== Description of the task ==
Which primary antibodies in the Western blot methods text come from Abcam? List every one with its catalog number.

:: Document extract ::

Protein samples (30 µg/well) were loaded onto 10% SDS-PAGE to semi-quantify the changes in the regulatory enzymes and kinases of the cardiac metabolism as described previously [
37,
38]. The membrane was then incubated with different primary antibodies (1:1000), except for molecular weight > 100 kDa where (1:500) was used, and correspondent secondary antibodies (1:5000), based on the protein of interest. The following antibodies were used: with the following primary antibodies: mTOR (Cell Signaling, catalog 2983), phospho-mTOR (Cell Signaling, catalog 2983S), P70S6K (Cell Signaling, catalog 9205), phospho-P70S6K (Cell Signaling, catalog 9205S), SERCA2A (Cell Signaling, catalog 4388S), phospho-IRS-1 (Milipore, catalog 09-433), IRS-1 (Cell Signaling, catalog 2382S), phospho-Akt (Cell Signaling, catalog 9271S), Akt (Cell Signaling, catalog 9272S), phospho-GSK-3β (Cell Signaling, catalog 9322S), GSK-3β (Cell Signaling, catalog 9321S), phospho-AS160 (Cell Signaling, catalog 4288S), AS160 (Cell Signaling, catalog 2447S), GLUT4 (Cell Signaling, catalog 2213S), phospho-PDH (Milipore, catalog ABS204), PDH (Cell Signaling, catalog 3205S), BCATm (Cell Signaling, Catalog 9432S), KLF15 (Santa Cruz, catalog sc-271675), phospho-p38 (Cell Signaling, catalog 9211S), p38 (Cell Signaling, catalog 9212S), phospho-TAK1 (Cell Signaling, catalog 4508S), TAK1 (Cell Signaling, catalog 4505S), phospho-AMPK (Cell Signaling, catalog 2535S), AMPK (Cell Signaling, catalog 2603S), phospho-ACC (Milipore, catalog 07-303), ACC (Cell Signaling, catalog 3662S), MCD (Abcam, catalog ab95945), acetyl lysin (Cell Signaling, catalog 9441S), β-HAD (Abcam, catalog ab37673), LCAD (Abcam, catalog ab129711), BDH1 (Abcam, catalog ab68321), SCOT (Abcam, catalog ab70413). Membranes were then incubated with the appropriate secondary antibodies (goat anti-rabbit, catalog 7074P2; goat anti-mouse, catalog 31430; goat anti-chicken, catalog A16054) for 1–2 h. The protein bands were visualised using the Amersham enhanced chemiluminescence (Cell Signalling Technologies, Danvers, Massachusetts, USA). Densitometry was conducted in a blind fashion using ImageJ program (1.48v, National Institutes of Health USA) and all protein bands intensity were normalised to α-tubulin which served as an internal control (loading control).

:::
:: Entries supplied ::

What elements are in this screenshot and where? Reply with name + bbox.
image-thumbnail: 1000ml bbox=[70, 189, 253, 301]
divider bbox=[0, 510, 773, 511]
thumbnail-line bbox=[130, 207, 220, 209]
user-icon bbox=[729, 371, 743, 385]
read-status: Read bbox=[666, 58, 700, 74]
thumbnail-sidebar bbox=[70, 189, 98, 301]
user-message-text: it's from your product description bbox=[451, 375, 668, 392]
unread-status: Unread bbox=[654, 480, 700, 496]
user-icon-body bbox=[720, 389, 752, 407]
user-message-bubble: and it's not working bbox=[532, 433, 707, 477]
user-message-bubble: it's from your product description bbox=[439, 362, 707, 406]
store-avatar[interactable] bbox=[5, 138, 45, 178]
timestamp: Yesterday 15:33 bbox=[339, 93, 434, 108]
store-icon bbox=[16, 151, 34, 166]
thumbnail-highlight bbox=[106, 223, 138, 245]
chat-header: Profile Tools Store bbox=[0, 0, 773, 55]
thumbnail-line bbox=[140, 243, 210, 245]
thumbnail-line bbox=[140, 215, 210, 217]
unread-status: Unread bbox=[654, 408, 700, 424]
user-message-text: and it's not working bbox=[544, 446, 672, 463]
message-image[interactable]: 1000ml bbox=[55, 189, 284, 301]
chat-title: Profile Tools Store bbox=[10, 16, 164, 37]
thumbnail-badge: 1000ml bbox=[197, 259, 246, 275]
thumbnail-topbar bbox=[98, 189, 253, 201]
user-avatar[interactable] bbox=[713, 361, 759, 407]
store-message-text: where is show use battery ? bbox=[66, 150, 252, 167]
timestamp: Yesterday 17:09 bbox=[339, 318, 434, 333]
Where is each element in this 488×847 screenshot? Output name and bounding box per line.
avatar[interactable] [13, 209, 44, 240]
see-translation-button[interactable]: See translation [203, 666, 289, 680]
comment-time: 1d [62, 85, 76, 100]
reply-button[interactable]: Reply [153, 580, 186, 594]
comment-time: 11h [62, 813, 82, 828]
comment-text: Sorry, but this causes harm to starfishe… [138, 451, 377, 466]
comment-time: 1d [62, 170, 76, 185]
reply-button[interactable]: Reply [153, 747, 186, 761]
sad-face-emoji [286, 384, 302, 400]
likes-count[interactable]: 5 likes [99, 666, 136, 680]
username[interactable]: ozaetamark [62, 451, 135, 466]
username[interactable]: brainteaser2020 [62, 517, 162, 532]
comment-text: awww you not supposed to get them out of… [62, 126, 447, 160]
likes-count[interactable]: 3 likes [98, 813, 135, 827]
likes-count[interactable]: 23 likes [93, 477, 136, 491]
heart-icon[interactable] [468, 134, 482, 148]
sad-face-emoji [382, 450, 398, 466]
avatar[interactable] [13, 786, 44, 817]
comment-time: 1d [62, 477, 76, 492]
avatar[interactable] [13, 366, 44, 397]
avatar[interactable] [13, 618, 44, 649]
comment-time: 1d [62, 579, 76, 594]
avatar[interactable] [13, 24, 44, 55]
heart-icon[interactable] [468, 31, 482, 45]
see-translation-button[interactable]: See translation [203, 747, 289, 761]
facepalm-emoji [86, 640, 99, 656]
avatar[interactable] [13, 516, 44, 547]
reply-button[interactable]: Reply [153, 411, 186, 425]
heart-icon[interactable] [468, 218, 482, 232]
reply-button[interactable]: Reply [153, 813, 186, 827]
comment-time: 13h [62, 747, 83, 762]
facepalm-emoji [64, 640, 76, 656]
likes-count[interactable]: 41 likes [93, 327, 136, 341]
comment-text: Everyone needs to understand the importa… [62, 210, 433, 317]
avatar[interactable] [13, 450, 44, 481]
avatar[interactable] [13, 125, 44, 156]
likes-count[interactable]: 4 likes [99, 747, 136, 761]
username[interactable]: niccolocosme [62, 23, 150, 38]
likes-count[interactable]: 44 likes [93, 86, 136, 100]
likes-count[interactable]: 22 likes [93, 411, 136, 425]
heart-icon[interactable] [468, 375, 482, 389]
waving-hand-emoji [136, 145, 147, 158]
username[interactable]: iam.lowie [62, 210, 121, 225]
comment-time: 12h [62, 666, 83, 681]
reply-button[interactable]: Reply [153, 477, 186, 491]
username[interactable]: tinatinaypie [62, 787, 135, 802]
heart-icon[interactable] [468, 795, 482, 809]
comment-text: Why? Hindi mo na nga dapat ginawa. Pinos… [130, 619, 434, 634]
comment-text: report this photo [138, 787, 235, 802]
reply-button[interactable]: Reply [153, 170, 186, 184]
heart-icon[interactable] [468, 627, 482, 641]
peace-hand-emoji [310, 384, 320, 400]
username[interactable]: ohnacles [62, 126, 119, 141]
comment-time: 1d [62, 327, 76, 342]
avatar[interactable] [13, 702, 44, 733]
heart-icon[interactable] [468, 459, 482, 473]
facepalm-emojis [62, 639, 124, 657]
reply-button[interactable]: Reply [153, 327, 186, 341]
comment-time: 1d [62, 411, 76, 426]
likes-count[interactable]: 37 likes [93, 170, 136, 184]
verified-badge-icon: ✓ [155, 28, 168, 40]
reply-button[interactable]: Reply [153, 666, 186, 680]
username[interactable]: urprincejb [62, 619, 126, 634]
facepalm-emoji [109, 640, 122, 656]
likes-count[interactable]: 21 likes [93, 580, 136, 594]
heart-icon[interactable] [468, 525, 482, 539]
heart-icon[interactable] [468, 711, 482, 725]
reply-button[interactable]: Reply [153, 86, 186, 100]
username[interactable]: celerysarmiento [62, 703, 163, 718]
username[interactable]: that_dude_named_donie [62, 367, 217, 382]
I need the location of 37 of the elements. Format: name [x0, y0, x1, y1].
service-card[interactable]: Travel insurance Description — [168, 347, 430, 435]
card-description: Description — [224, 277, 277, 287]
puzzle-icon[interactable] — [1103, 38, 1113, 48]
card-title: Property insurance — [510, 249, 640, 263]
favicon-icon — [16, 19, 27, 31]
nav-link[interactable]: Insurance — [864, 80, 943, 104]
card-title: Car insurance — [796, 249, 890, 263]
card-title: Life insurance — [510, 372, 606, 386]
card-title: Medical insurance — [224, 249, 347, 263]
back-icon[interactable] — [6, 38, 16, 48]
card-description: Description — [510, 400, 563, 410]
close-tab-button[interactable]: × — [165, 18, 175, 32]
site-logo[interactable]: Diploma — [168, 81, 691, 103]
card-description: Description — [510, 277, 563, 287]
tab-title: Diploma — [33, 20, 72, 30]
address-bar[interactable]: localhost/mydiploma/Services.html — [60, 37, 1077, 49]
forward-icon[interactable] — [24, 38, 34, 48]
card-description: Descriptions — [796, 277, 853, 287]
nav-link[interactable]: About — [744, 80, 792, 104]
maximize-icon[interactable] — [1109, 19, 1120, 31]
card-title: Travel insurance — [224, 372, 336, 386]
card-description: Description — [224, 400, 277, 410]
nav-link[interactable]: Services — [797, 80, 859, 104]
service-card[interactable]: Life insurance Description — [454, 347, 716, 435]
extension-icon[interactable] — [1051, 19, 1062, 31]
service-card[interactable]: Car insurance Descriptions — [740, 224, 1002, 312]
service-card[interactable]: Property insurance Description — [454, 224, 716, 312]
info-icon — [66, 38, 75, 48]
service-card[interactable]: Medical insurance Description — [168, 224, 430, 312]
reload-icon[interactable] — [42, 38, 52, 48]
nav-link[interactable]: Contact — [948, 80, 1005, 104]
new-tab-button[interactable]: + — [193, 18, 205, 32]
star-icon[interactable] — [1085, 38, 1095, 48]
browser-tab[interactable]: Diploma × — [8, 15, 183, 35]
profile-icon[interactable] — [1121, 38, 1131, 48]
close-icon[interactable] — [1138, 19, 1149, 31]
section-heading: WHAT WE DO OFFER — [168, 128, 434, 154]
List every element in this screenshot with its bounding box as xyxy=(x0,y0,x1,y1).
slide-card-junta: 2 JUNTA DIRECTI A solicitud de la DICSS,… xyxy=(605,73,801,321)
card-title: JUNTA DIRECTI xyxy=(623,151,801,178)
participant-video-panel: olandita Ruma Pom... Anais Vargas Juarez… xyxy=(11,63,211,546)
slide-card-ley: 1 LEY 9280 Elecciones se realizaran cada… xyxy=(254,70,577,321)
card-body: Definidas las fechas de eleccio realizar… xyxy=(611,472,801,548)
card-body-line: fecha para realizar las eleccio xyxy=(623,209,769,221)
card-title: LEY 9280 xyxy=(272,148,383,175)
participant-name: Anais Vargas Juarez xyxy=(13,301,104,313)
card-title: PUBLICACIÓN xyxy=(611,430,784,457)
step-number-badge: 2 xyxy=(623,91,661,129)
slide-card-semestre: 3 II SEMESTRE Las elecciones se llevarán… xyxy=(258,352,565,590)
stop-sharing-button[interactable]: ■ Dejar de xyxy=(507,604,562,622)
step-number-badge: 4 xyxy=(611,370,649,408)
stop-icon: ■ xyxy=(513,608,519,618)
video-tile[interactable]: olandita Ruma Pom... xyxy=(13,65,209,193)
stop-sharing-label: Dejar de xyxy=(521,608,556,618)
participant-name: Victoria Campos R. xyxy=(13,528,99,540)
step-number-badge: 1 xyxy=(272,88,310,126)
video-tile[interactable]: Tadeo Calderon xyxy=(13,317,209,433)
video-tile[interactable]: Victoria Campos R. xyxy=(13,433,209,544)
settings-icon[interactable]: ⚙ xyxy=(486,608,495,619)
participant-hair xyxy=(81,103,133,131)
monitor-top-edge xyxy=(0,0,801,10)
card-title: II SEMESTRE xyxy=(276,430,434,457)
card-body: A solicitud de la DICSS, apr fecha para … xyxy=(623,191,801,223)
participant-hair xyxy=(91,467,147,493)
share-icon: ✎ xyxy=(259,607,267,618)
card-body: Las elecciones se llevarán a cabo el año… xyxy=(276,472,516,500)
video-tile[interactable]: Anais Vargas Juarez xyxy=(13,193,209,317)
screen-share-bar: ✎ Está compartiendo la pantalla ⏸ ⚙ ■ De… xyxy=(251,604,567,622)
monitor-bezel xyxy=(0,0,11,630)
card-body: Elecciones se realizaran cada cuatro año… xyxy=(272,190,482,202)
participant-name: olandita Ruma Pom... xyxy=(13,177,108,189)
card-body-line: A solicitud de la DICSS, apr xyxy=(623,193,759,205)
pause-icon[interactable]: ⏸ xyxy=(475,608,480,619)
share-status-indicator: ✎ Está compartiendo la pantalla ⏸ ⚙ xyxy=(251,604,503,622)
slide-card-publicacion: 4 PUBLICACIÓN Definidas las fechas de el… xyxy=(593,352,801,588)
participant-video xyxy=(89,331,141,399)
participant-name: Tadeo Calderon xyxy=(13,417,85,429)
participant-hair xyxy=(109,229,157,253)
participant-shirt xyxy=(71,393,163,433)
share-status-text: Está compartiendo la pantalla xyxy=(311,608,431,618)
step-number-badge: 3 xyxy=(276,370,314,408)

:::

== Answer to this task ==
- MCD (catalog ab95945)
- β-HAD (catalog ab37673)
- LCAD (catalog ab129711)
- BDH1 (catalog ab68321)
- SCOT (catalog ab70413)